> WRITTEN EXERCISE:
Your reply should be one number: the count of lines holding the word "contracción".

--- start of MATERIAL SUPPLIED ---

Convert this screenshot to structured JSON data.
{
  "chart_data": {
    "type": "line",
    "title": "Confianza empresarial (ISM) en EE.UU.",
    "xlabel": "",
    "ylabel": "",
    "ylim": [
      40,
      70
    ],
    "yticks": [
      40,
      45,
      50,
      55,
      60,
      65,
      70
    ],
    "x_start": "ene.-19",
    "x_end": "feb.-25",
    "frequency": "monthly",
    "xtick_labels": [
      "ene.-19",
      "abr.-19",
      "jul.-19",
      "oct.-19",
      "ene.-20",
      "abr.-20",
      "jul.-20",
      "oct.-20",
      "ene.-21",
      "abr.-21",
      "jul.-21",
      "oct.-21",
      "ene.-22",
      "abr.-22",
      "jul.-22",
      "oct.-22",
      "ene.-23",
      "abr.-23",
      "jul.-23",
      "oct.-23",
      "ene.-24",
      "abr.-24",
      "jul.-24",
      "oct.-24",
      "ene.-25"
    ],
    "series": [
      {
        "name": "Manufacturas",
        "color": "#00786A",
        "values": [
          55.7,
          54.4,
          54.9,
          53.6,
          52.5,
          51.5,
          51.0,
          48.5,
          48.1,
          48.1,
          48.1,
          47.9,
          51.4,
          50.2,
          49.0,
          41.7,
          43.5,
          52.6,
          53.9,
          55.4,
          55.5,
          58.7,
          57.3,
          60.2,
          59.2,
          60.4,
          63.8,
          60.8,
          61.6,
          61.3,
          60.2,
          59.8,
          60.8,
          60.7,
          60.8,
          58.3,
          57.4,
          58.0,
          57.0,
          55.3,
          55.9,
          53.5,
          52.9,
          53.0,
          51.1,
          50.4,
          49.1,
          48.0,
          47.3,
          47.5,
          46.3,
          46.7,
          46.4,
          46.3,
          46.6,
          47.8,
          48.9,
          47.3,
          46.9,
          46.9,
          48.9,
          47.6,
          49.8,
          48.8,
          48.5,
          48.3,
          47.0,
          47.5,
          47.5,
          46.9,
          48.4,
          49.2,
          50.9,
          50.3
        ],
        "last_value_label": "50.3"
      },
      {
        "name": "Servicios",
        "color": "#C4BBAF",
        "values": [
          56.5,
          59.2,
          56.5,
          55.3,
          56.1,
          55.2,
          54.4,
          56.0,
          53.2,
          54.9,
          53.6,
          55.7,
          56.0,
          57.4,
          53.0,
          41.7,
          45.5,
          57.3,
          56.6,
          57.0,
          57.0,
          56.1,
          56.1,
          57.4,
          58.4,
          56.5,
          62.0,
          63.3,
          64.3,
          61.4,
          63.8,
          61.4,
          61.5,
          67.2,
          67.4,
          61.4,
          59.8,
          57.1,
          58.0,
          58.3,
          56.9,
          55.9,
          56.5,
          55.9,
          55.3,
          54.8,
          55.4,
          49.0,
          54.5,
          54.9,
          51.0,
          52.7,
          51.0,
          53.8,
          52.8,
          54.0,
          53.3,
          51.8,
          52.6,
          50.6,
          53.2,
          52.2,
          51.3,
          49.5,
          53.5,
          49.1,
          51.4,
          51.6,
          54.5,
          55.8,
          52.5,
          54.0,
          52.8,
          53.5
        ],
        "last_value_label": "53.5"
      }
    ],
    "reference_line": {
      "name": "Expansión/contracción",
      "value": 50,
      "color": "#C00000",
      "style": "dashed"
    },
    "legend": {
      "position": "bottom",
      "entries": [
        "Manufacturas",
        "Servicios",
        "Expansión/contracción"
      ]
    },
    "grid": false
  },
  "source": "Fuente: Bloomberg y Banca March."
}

--- end of MATERIAL SUPPLIED ---

> ANSWER TO THIS TASK:
2